**CHALLENGE**.
Retype every entry word for word.

══ RECORD EXTRACTS ══

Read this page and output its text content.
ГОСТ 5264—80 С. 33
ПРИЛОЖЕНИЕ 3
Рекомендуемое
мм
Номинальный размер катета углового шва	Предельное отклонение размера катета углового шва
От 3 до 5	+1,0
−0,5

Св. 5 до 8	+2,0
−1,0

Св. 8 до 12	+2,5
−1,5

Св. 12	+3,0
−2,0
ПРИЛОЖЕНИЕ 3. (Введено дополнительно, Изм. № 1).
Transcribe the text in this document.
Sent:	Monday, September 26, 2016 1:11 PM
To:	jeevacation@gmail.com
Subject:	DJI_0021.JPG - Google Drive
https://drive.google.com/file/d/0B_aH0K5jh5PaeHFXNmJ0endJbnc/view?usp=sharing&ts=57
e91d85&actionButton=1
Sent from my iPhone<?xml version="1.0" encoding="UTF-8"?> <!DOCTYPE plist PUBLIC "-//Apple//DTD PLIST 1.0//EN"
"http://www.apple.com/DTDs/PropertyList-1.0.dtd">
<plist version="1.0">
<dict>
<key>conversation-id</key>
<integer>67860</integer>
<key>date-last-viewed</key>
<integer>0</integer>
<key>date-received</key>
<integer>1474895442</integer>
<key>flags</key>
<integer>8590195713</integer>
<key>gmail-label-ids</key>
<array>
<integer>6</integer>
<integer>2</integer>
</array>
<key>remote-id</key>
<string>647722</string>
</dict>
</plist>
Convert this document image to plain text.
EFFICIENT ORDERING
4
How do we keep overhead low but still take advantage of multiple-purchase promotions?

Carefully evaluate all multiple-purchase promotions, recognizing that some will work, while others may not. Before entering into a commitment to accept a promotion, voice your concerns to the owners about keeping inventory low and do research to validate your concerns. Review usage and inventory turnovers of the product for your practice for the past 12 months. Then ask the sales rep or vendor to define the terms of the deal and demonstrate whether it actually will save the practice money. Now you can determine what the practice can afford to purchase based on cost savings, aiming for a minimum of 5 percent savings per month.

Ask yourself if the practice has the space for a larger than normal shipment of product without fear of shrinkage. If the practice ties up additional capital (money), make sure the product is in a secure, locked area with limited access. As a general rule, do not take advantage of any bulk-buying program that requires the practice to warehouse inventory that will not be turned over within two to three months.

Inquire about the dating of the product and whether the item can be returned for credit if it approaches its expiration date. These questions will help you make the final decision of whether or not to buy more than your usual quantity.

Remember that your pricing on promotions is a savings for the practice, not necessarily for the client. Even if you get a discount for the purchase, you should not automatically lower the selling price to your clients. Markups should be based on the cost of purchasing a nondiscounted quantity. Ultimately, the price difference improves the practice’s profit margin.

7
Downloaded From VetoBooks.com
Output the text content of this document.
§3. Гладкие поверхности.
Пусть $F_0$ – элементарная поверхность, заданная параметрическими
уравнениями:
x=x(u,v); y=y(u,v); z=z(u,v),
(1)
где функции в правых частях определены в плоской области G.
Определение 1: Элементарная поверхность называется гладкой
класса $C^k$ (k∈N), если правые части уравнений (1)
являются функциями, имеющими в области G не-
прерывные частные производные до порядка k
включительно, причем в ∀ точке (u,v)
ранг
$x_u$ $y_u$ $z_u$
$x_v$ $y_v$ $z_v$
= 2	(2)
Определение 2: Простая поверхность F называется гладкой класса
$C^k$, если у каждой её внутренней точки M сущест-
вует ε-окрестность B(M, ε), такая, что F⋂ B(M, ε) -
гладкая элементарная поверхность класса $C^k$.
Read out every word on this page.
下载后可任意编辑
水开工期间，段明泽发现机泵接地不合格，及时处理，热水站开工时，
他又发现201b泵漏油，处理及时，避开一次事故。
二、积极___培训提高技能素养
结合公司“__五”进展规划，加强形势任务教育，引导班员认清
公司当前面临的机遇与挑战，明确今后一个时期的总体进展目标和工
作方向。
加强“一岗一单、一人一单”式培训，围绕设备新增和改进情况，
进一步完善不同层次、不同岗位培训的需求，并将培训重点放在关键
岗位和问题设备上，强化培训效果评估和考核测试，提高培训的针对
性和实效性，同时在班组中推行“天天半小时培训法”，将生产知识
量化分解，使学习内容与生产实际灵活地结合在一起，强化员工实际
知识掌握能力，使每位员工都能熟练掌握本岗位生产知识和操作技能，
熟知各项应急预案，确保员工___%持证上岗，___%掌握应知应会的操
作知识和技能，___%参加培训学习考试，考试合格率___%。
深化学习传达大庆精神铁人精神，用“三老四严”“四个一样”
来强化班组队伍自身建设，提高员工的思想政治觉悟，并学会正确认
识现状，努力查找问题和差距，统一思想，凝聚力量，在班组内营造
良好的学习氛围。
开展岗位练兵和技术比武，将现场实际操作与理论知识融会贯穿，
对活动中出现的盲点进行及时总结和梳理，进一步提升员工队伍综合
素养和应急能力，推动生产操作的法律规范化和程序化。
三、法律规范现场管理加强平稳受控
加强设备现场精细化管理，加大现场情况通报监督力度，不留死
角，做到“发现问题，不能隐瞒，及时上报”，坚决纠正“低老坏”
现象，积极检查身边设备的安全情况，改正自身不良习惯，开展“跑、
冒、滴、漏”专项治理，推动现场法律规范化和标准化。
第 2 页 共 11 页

═══

**WRITTEN RESPONSE**.
Read this page and output its text content.
ГОСТ 5264—80 С. 33
ПРИЛОЖЕНИЕ 3
Рекомендуемое
мм
Номинальный размер катета углового шва	Предельное отклонение размера катета углового шва
От 3 до 5	+1,0
−0,5

Св. 5 до 8	+2,0
−1,0

Св. 8 до 12	+2,5
−1,5

Св. 12	+3,0
−2,0
ПРИЛОЖЕНИЕ 3. (Введено дополнительно, Изм. № 1).
Transcribe the text in this document.
Sent:	Monday, September 26, 2016 1:11 PM
To:	jeevacation@gmail.com
Subject:	DJI_0021.JPG - Google Drive
https://drive.google.com/file/d/0B_aH0K5jh5PaeHFXNmJ0endJbnc/view?usp=sharing&ts=57
e91d85&actionButton=1
Sent from my iPhone<?xml version="1.0" encoding="UTF-8"?> <!DOCTYPE plist PUBLIC "-//Apple//DTD PLIST 1.0//EN"
"http://www.apple.com/DTDs/PropertyList-1.0.dtd">
<plist version="1.0">
<dict>
<key>conversation-id</key>
<integer>67860</integer>
<key>date-last-viewed</key>
<integer>0</integer>
<key>date-received</key>
<integer>1474895442</integer>
<key>flags</key>
<integer>8590195713</integer>
<key>gmail-label-ids</key>
<array>
<integer>6</integer>
<integer>2</integer>
</array>
<key>remote-id</key>
<string>647722</string>
</dict>
</plist>
Convert this document image to plain text.
EFFICIENT ORDERING
4
How do we keep overhead low but still take advantage of multiple-purchase promotions?

Carefully evaluate all multiple-purchase promotions, recognizing that some will work, while others may not. Before entering into a commitment to accept a promotion, voice your concerns to the owners about keeping inventory low and do research to validate your concerns. Review usage and inventory turnovers of the product for your practice for the past 12 months. Then ask the sales rep or vendor to define the terms of the deal and demonstrate whether it actually will save the practice money. Now you can determine what the practice can afford to purchase based on cost savings, aiming for a minimum of 5 percent savings per month.

Ask yourself if the practice has the space for a larger than normal shipment of product without fear of shrinkage. If the practice ties up additional capital (money), make sure the product is in a secure, locked area with limited access. As a general rule, do not take advantage of any bulk-buying program that requires the practice to warehouse inventory that will not be turned over within two to three months.

Inquire about the dating of the product and whether the item can be returned for credit if it approaches its expiration date. These questions will help you make the final decision of whether or not to buy more than your usual quantity.

Remember that your pricing on promotions is a savings for the practice, not necessarily for the client. Even if you get a discount for the purchase, you should not automatically lower the selling price to your clients. Markups should be based on the cost of purchasing a nondiscounted quantity. Ultimately, the price difference improves the practice’s profit margin.

7
Downloaded From VetoBooks.com
Output the text content of this document.
§3. Гладкие поверхности.
Пусть $F_0$ – элементарная поверхность, заданная параметрическими
уравнениями:
x=x(u,v); y=y(u,v); z=z(u,v),
(1)
где функции в правых частях определены в плоской области G.
Определение 1: Элементарная поверхность называется гладкой
класса $C^k$ (k∈N), если правые части уравнений (1)
являются функциями, имеющими в области G не-
прерывные частные производные до порядка k
включительно, причем в ∀ точке (u,v)
ранг
$x_u$ $y_u$ $z_u$
$x_v$ $y_v$ $z_v$
= 2	(2)
Определение 2: Простая поверхность F называется гладкой класса
$C^k$, если у каждой её внутренней точки M сущест-
вует ε-окрестность B(M, ε), такая, что F⋂ B(M, ε) -
гладкая элементарная поверхность класса $C^k$.
Read out every word on this page.
下载后可任意编辑
水开工期间，段明泽发现机泵接地不合格，及时处理，热水站开工时，
他又发现201b泵漏油，处理及时，避开一次事故。
二、积极___培训提高技能素养
结合公司“__五”进展规划，加强形势任务教育，引导班员认清
公司当前面临的机遇与挑战，明确今后一个时期的总体进展目标和工
作方向。
加强“一岗一单、一人一单”式培训，围绕设备新增和改进情况，
进一步完善不同层次、不同岗位培训的需求，并将培训重点放在关键
岗位和问题设备上，强化培训效果评估和考核测试，提高培训的针对
性和实效性，同时在班组中推行“天天半小时培训法”，将生产知识
量化分解，使学习内容与生产实际灵活地结合在一起，强化员工实际
知识掌握能力，使每位员工都能熟练掌握本岗位生产知识和操作技能，
熟知各项应急预案，确保员工___%持证上岗，___%掌握应知应会的操
作知识和技能，___%参加培训学习考试，考试合格率___%。
深化学习传达大庆精神铁人精神，用“三老四严”“四个一样”
来强化班组队伍自身建设，提高员工的思想政治觉悟，并学会正确认
识现状，努力查找问题和差距，统一思想，凝聚力量，在班组内营造
良好的学习氛围。
开展岗位练兵和技术比武，将现场实际操作与理论知识融会贯穿，
对活动中出现的盲点进行及时总结和梳理，进一步提升员工队伍综合
素养和应急能力，推动生产操作的法律规范化和程序化。
三、法律规范现场管理加强平稳受控
加强设备现场精细化管理，加大现场情况通报监督力度，不留死
角，做到“发现问题，不能隐瞒，及时上报”，坚决纠正“低老坏”
现象，积极检查身边设备的安全情况，改正自身不良习惯，开展“跑、
冒、滴、漏”专项治理，推动现场法律规范化和标准化。
第 2 页 共 11 页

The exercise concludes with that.